**EXERCISE AIM:** Recast the records from the first line through the line containing "figure-canvas (55, 40, 932, 700)", inclusive, as a Markdown table with the columns Row and Line. Number each line in Row and leave out blank lines.

— BEGIN ENTRIES —

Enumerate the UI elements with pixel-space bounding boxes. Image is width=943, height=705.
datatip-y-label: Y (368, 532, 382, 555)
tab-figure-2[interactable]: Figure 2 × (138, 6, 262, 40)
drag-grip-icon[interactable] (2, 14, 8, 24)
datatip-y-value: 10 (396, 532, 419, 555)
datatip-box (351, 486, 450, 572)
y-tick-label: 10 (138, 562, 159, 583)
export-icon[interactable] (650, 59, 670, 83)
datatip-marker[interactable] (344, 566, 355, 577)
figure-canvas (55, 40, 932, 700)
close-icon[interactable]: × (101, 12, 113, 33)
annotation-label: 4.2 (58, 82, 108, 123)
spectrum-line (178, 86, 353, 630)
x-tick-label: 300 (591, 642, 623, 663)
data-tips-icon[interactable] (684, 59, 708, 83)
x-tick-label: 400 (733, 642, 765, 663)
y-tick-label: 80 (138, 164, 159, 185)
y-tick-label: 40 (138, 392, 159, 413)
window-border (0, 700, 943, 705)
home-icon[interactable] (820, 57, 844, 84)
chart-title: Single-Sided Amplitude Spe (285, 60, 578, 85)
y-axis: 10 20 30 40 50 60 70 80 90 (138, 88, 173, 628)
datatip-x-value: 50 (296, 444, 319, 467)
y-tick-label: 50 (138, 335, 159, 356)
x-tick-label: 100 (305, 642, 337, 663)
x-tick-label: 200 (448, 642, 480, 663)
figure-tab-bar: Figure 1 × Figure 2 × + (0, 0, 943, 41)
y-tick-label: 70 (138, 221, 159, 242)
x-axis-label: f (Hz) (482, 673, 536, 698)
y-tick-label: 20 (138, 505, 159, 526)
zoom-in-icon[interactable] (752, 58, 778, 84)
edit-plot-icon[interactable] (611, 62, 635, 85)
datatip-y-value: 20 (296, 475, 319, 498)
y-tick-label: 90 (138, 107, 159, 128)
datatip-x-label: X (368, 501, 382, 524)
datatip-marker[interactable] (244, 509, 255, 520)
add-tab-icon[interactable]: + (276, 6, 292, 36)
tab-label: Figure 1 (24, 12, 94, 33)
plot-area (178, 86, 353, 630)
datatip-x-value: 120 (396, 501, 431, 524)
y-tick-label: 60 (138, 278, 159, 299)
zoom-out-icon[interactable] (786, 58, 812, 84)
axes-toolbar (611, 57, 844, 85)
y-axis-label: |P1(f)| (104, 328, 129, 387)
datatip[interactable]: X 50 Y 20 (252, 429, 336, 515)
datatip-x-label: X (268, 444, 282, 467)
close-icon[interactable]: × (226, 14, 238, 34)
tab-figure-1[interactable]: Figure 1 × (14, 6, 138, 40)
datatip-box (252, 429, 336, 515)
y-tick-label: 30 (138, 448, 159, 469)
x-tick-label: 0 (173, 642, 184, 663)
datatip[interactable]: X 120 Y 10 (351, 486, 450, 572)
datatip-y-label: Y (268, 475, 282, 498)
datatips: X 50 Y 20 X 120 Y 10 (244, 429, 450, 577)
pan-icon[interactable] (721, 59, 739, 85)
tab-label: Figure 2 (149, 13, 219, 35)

— END ENTRIES —

**FINAL ANSWER:**
| Row | Line |
|---|---|
| 1 | Enumerate the UI elements with pixel-space bounding boxes. Image is width=943, height=705. |
| 2 | datatip-y-label: Y (368, 532, 382, 555) |
| 3 | tab-figure-2[interactable]: Figure 2 × (138, 6, 262, 40) |
| 4 | drag-grip-icon[interactable] (2, 14, 8, 24) |
| 5 | datatip-y-value: 10 (396, 532, 419, 555) |
| 6 | datatip-box (351, 486, 450, 572) |
| 7 | y-tick-label: 10 (138, 562, 159, 583) |
| 8 | export-icon[interactable] (650, 59, 670, 83) |
| 9 | datatip-marker[interactable] (344, 566, 355, 577) |
| 10 | figure-canvas (55, 40, 932, 700) |